** Objective **
Retype each entry below, keeping every character the same.

⁂

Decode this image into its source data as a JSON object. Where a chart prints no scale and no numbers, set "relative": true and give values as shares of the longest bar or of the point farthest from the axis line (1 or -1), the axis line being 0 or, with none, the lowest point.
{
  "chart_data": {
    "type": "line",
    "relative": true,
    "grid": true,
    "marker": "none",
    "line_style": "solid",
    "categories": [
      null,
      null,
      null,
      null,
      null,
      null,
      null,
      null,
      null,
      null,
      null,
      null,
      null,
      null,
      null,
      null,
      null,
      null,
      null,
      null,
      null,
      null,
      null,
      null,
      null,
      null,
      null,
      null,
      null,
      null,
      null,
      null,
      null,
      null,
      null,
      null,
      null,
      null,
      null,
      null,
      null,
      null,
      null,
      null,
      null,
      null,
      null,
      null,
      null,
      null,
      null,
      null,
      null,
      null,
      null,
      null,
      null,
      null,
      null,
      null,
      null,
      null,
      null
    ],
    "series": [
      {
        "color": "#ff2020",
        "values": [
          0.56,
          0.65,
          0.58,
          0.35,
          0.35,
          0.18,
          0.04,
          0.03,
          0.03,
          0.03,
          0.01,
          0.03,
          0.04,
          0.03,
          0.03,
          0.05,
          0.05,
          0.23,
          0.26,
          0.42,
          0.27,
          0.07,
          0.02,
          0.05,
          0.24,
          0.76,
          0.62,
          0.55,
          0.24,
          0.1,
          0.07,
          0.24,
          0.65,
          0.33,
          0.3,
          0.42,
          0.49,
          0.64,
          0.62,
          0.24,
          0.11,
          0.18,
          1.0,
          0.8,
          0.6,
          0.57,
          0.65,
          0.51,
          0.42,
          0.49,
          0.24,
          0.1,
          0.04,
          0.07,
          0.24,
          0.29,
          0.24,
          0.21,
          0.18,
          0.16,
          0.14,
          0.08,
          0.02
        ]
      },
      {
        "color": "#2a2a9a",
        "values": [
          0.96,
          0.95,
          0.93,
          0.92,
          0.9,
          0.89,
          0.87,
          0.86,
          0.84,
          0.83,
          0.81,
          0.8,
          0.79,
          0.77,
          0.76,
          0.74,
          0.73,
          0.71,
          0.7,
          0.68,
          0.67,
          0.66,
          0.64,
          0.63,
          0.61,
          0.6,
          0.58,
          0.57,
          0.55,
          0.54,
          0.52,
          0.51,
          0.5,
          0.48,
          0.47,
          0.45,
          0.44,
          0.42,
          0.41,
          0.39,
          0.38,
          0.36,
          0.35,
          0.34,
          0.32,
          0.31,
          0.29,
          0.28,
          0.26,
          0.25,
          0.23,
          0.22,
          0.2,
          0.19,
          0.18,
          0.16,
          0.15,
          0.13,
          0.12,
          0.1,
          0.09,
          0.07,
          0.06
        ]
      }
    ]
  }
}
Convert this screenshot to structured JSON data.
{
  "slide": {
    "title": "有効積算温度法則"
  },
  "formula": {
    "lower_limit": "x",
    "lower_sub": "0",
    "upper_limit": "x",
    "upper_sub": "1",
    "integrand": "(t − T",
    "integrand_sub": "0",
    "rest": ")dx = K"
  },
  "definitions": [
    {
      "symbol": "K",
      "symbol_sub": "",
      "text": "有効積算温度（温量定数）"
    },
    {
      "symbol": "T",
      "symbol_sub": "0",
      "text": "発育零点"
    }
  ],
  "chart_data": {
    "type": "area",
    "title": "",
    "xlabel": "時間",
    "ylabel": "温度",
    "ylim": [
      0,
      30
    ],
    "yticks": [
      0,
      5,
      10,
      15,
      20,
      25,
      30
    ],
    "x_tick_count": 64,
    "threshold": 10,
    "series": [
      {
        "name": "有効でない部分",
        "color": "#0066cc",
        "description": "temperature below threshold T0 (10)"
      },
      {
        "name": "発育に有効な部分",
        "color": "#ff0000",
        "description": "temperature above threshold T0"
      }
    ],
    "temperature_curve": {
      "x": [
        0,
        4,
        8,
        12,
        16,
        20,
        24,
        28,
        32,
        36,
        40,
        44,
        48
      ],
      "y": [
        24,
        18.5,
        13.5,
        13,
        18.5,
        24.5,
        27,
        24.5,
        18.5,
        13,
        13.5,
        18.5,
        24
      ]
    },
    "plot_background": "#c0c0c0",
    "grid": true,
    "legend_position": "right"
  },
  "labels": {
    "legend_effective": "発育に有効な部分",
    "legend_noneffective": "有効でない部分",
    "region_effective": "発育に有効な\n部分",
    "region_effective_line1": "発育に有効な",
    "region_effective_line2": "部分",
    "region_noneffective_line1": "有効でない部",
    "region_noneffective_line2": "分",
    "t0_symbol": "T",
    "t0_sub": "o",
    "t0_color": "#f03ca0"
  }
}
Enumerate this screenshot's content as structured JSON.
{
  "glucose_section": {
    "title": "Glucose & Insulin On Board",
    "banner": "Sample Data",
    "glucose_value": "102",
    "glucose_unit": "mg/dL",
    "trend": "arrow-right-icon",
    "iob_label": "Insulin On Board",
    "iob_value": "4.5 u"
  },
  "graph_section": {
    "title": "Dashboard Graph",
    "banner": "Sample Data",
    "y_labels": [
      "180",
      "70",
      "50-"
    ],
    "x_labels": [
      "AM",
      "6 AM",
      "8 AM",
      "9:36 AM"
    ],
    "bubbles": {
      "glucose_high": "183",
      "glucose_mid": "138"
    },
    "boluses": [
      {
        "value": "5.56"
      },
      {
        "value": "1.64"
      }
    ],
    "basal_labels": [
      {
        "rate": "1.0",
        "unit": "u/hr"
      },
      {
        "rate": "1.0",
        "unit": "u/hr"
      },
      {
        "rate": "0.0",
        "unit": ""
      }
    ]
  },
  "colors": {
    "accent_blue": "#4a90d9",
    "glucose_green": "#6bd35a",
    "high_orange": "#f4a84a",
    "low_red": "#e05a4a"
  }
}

⁂

** Answer to the exercise **
Decode this image into its source data as a JSON object. Where a chart prints no scale and no numbers, set "relative": true and give values as shares of the longest bar or of the point farthest from the axis line (1 or -1), the axis line being 0 or, with none, the lowest point.
{
  "chart_data": {
    "type": "line",
    "relative": true,
    "grid": true,
    "marker": "none",
    "line_style": "solid",
    "categories": [
      null,
      null,
      null,
      null,
      null,
      null,
      null,
      null,
      null,
      null,
      null,
      null,
      null,
      null,
      null,
      null,
      null,
      null,
      null,
      null,
      null,
      null,
      null,
      null,
      null,
      null,
      null,
      null,
      null,
      null,
      null,
      null,
      null,
      null,
      null,
      null,
      null,
      null,
      null,
      null,
      null,
      null,
      null,
      null,
      null,
      null,
      null,
      null,
      null,
      null,
      null,
      null,
      null,
      null,
      null,
      null,
      null,
      null,
      null,
      null,
      null,
      null,
      null
    ],
    "series": [
      {
        "color": "#ff2020",
        "values": [
          0.56,
          0.65,
          0.58,
          0.35,
          0.35,
          0.18,
          0.04,
          0.03,
          0.03,
          0.03,
          0.01,
          0.03,
          0.04,
          0.03,
          0.03,
          0.05,
          0.05,
          0.23,
          0.26,
          0.42,
          0.27,
          0.07,
          0.02,
          0.05,
          0.24,
          0.76,
          0.62,
          0.55,
          0.24,
          0.1,
          0.07,
          0.24,
          0.65,
          0.33,
          0.3,
          0.42,
          0.49,
          0.64,
          0.62,
          0.24,
          0.11,
          0.18,
          1.0,
          0.8,
          0.6,
          0.57,
          0.65,
          0.51,
          0.42,
          0.49,
          0.24,
          0.1,
          0.04,
          0.07,
          0.24,
          0.29,
          0.24,
          0.21,
          0.18,
          0.16,
          0.14,
          0.08,
          0.02
        ]
      },
      {
        "color": "#2a2a9a",
        "values": [
          0.96,
          0.95,
          0.93,
          0.92,
          0.9,
          0.89,
          0.87,
          0.86,
          0.84,
          0.83,
          0.81,
          0.8,
          0.79,
          0.77,
          0.76,
          0.74,
          0.73,
          0.71,
          0.7,
          0.68,
          0.67,
          0.66,
          0.64,
          0.63,
          0.61,
          0.6,
          0.58,
          0.57,
          0.55,
          0.54,
          0.52,
          0.51,
          0.5,
          0.48,
          0.47,
          0.45,
          0.44,
          0.42,
          0.41,
          0.39,
          0.38,
          0.36,
          0.35,
          0.34,
          0.32,
          0.31,
          0.29,
          0.28,
          0.26,
          0.25,
          0.23,
          0.22,
          0.2,
          0.19,
          0.18,
          0.16,
          0.15,
          0.13,
          0.12,
          0.1,
          0.09,
          0.07,
          0.06
        ]
      }
    ]
  }
}
Convert this screenshot to structured JSON data.
{
  "slide": {
    "title": "有効積算温度法則"
  },
  "formula": {
    "lower_limit": "x",
    "lower_sub": "0",
    "upper_limit": "x",
    "upper_sub": "1",
    "integrand": "(t − T",
    "integrand_sub": "0",
    "rest": ")dx = K"
  },
  "definitions": [
    {
      "symbol": "K",
      "symbol_sub": "",
      "text": "有効積算温度（温量定数）"
    },
    {
      "symbol": "T",
      "symbol_sub": "0",
      "text": "発育零点"
    }
  ],
  "chart_data": {
    "type": "area",
    "title": "",
    "xlabel": "時間",
    "ylabel": "温度",
    "ylim": [
      0,
      30
    ],
    "yticks": [
      0,
      5,
      10,
      15,
      20,
      25,
      30
    ],
    "x_tick_count": 64,
    "threshold": 10,
    "series": [
      {
        "name": "有効でない部分",
        "color": "#0066cc",
        "description": "temperature below threshold T0 (10)"
      },
      {
        "name": "発育に有効な部分",
        "color": "#ff0000",
        "description": "temperature above threshold T0"
      }
    ],
    "temperature_curve": {
      "x": [
        0,
        4,
        8,
        12,
        16,
        20,
        24,
        28,
        32,
        36,
        40,
        44,
        48
      ],
      "y": [
        24,
        18.5,
        13.5,
        13,
        18.5,
        24.5,
        27,
        24.5,
        18.5,
        13,
        13.5,
        18.5,
        24
      ]
    },
    "plot_background": "#c0c0c0",
    "grid": true,
    "legend_position": "right"
  },
  "labels": {
    "legend_effective": "発育に有効な部分",
    "legend_noneffective": "有効でない部分",
    "region_effective": "発育に有効な\n部分",
    "region_effective_line1": "発育に有効な",
    "region_effective_line2": "部分",
    "region_noneffective_line1": "有効でない部",
    "region_noneffective_line2": "分",
    "t0_symbol": "T",
    "t0_sub": "o",
    "t0_color": "#f03ca0"
  }
}
Enumerate this screenshot's content as structured JSON.
{
  "glucose_section": {
    "title": "Glucose & Insulin On Board",
    "banner": "Sample Data",
    "glucose_value": "102",
    "glucose_unit": "mg/dL",
    "trend": "arrow-right-icon",
    "iob_label": "Insulin On Board",
    "iob_value": "4.5 u"
  },
  "graph_section": {
    "title": "Dashboard Graph",
    "banner": "Sample Data",
    "y_labels": [
      "180",
      "70",
      "50-"
    ],
    "x_labels": [
      "AM",
      "6 AM",
      "8 AM",
      "9:36 AM"
    ],
    "bubbles": {
      "glucose_high": "183",
      "glucose_mid": "138"
    },
    "boluses": [
      {
        "value": "5.56"
      },
      {
        "value": "1.64"
      }
    ],
    "basal_labels": [
      {
        "rate": "1.0",
        "unit": "u/hr"
      },
      {
        "rate": "1.0",
        "unit": "u/hr"
      },
      {
        "rate": "0.0",
        "unit": ""
      }
    ]
  },
  "colors": {
    "accent_blue": "#4a90d9",
    "glucose_green": "#6bd35a",
    "high_orange": "#f4a84a",
    "low_red": "#e05a4a"
  }
}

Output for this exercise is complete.